_DATA LISTING_
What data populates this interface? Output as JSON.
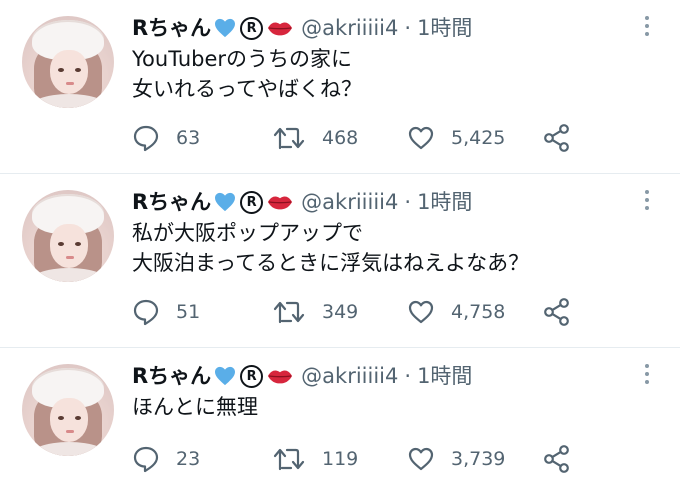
{
  "colors": {
    "name": "#0f1419",
    "secondary": "#536471",
    "heart": "#5aaee8",
    "lips": "#d7263d",
    "divider": "#e6ecf0"
  },
  "tweets": [
    {
      "name": "Rちゃん",
      "handle": "@akriiiii4",
      "separator": "·",
      "time": "1時間",
      "text": [
        "YouTuberのうちの家に",
        "女いれるってやばくね？"
      ],
      "replies": "63",
      "retweets": "468",
      "likes": "5,425"
    },
    {
      "name": "Rちゃん",
      "handle": "@akriiiii4",
      "separator": "·",
      "time": "1時間",
      "text": [
        "私が大阪ポップアップで",
        "大阪泊まってるときに浮気はねえよなあ？"
      ],
      "replies": "51",
      "retweets": "349",
      "likes": "4,758"
    },
    {
      "name": "Rちゃん",
      "handle": "@akriiiii4",
      "separator": "·",
      "time": "1時間",
      "text": [
        "ほんとに無理"
      ],
      "replies": "23",
      "retweets": "119",
      "likes": "3,739"
    }
  ],
  "icons": {
    "reg_symbol": "R",
    "reply": "reply-icon",
    "retweet": "retweet-icon",
    "like": "like-icon",
    "share": "share-icon",
    "more": "more-icon"
  }
}
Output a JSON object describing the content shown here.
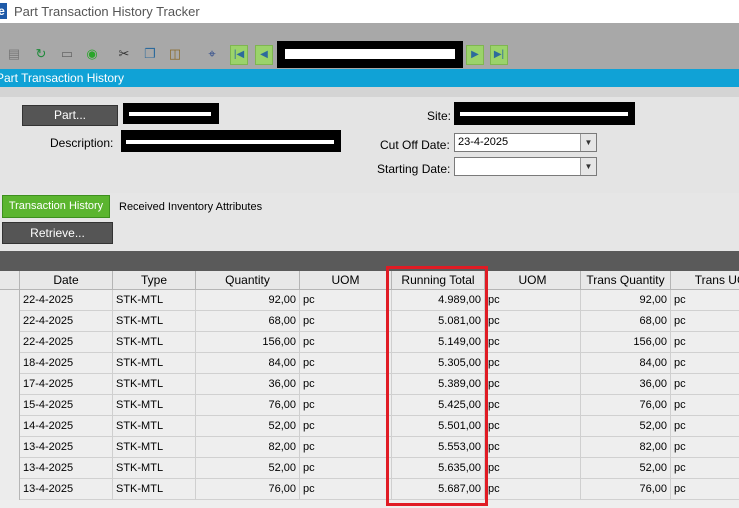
{
  "window": {
    "title": "Part Transaction History Tracker",
    "logo_glyph": "e"
  },
  "toolbar": {
    "icons": [
      "paper-icon",
      "refresh-icon",
      "eraser-icon",
      "go-icon",
      "cut-icon",
      "copy-icon",
      "paste-icon",
      "binoculars-icon",
      "first-record-icon",
      "previous-record-icon",
      "next-record-icon",
      "last-record-icon"
    ],
    "glyphs": {
      "cut": "✂",
      "binoculars": "⌖",
      "first": "|◀",
      "prev": "◀",
      "next": "▶",
      "last": "▶|"
    }
  },
  "section": {
    "title": "Part Transaction History"
  },
  "form": {
    "part_button": "Part...",
    "description_label": "Description:",
    "site_label": "Site:",
    "cutoff_label": "Cut Off Date:",
    "cutoff_value": "23-4-2025",
    "starting_label": "Starting Date:",
    "starting_value": "",
    "dropdown_glyph": "▼"
  },
  "tabs": [
    {
      "label": "Transaction History",
      "active": true
    },
    {
      "label": "Received Inventory Attributes",
      "active": false
    }
  ],
  "retrieve_button": "Retrieve...",
  "grid": {
    "columns": [
      "Date",
      "Type",
      "Quantity",
      "UOM",
      "Running Total",
      "UOM",
      "Trans Quantity",
      "Trans UOM"
    ],
    "rows": [
      [
        "22-4-2025",
        "STK-MTL",
        "92,00",
        "pc",
        "4.989,00",
        "pc",
        "92,00",
        "pc"
      ],
      [
        "22-4-2025",
        "STK-MTL",
        "68,00",
        "pc",
        "5.081,00",
        "pc",
        "68,00",
        "pc"
      ],
      [
        "22-4-2025",
        "STK-MTL",
        "156,00",
        "pc",
        "5.149,00",
        "pc",
        "156,00",
        "pc"
      ],
      [
        "18-4-2025",
        "STK-MTL",
        "84,00",
        "pc",
        "5.305,00",
        "pc",
        "84,00",
        "pc"
      ],
      [
        "17-4-2025",
        "STK-MTL",
        "36,00",
        "pc",
        "5.389,00",
        "pc",
        "36,00",
        "pc"
      ],
      [
        "15-4-2025",
        "STK-MTL",
        "76,00",
        "pc",
        "5.425,00",
        "pc",
        "76,00",
        "pc"
      ],
      [
        "14-4-2025",
        "STK-MTL",
        "52,00",
        "pc",
        "5.501,00",
        "pc",
        "52,00",
        "pc"
      ],
      [
        "13-4-2025",
        "STK-MTL",
        "82,00",
        "pc",
        "5.553,00",
        "pc",
        "82,00",
        "pc"
      ],
      [
        "13-4-2025",
        "STK-MTL",
        "52,00",
        "pc",
        "5.635,00",
        "pc",
        "52,00",
        "pc"
      ],
      [
        "13-4-2025",
        "STK-MTL",
        "76,00",
        "pc",
        "5.687,00",
        "pc",
        "76,00",
        "pc"
      ]
    ]
  },
  "colors": {
    "accent": "#10a2d6",
    "tab_active": "#5bb52f",
    "highlight": "#e01b24"
  }
}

_TASK DESCRIPTION_
Copy every entry word for word, but omit the pictures.

_WORKED ANSWER_
What data populates this interface? Output as JSON.
{
  "colors": {
    "name": "#0f1419",
    "secondary": "#536471",
    "heart": "#5aaee8",
    "lips": "#d7263d",
    "divider": "#e6ecf0"
  },
  "tweets": [
    {
      "name": "Rちゃん",
      "handle": "@akriiiii4",
      "separator": "·",
      "time": "1時間",
      "text": [
        "YouTuberのうちの家に",
        "女いれるってやばくね？"
      ],
      "replies": "63",
      "retweets": "468",
      "likes": "5,425"
    },
    {
      "name": "Rちゃん",
      "handle": "@akriiiii4",
      "separator": "·",
      "time": "1時間",
      "text": [
        "私が大阪ポップアップで",
        "大阪泊まってるときに浮気はねえよなあ？"
      ],
      "replies": "51",
      "retweets": "349",
      "likes": "4,758"
    },
    {
      "name": "Rちゃん",
      "handle": "@akriiiii4",
      "separator": "·",
      "time": "1時間",
      "text": [
        "ほんとに無理"
      ],
      "replies": "23",
      "retweets": "119",
      "likes": "3,739"
    }
  ],
  "icons": {
    "reg_symbol": "R",
    "reply": "reply-icon",
    "retweet": "retweet-icon",
    "like": "like-icon",
    "share": "share-icon",
    "more": "more-icon"
  }
}
Output a JSON object describing the content shown here.
{
  "window": {
    "title": "Part Transaction History Tracker",
    "logo_glyph": "e"
  },
  "toolbar": {
    "icons": [
      "paper-icon",
      "refresh-icon",
      "eraser-icon",
      "go-icon",
      "cut-icon",
      "copy-icon",
      "paste-icon",
      "binoculars-icon",
      "first-record-icon",
      "previous-record-icon",
      "next-record-icon",
      "last-record-icon"
    ],
    "glyphs": {
      "cut": "✂",
      "binoculars": "⌖",
      "first": "|◀",
      "prev": "◀",
      "next": "▶",
      "last": "▶|"
    }
  },
  "section": {
    "title": "Part Transaction History"
  },
  "form": {
    "part_button": "Part...",
    "description_label": "Description:",
    "site_label": "Site:",
    "cutoff_label": "Cut Off Date:",
    "cutoff_value": "23-4-2025",
    "starting_label": "Starting Date:",
    "starting_value": "",
    "dropdown_glyph": "▼"
  },
  "tabs": [
    {
      "label": "Transaction History",
      "active": true
    },
    {
      "label": "Received Inventory Attributes",
      "active": false
    }
  ],
  "retrieve_button": "Retrieve...",
  "grid": {
    "columns": [
      "Date",
      "Type",
      "Quantity",
      "UOM",
      "Running Total",
      "UOM",
      "Trans Quantity",
      "Trans UOM"
    ],
    "rows": [
      [
        "22-4-2025",
        "STK-MTL",
        "92,00",
        "pc",
        "4.989,00",
        "pc",
        "92,00",
        "pc"
      ],
      [
        "22-4-2025",
        "STK-MTL",
        "68,00",
        "pc",
        "5.081,00",
        "pc",
        "68,00",
        "pc"
      ],
      [
        "22-4-2025",
        "STK-MTL",
        "156,00",
        "pc",
        "5.149,00",
        "pc",
        "156,00",
        "pc"
      ],
      [
        "18-4-2025",
        "STK-MTL",
        "84,00",
        "pc",
        "5.305,00",
        "pc",
        "84,00",
        "pc"
      ],
      [
        "17-4-2025",
        "STK-MTL",
        "36,00",
        "pc",
        "5.389,00",
        "pc",
        "36,00",
        "pc"
      ],
      [
        "15-4-2025",
        "STK-MTL",
        "76,00",
        "pc",
        "5.425,00",
        "pc",
        "76,00",
        "pc"
      ],
      [
        "14-4-2025",
        "STK-MTL",
        "52,00",
        "pc",
        "5.501,00",
        "pc",
        "52,00",
        "pc"
      ],
      [
        "13-4-2025",
        "STK-MTL",
        "82,00",
        "pc",
        "5.553,00",
        "pc",
        "82,00",
        "pc"
      ],
      [
        "13-4-2025",
        "STK-MTL",
        "52,00",
        "pc",
        "5.635,00",
        "pc",
        "52,00",
        "pc"
      ],
      [
        "13-4-2025",
        "STK-MTL",
        "76,00",
        "pc",
        "5.687,00",
        "pc",
        "76,00",
        "pc"
      ]
    ]
  },
  "colors": {
    "accent": "#10a2d6",
    "tab_active": "#5bb52f",
    "highlight": "#e01b24"
  }
}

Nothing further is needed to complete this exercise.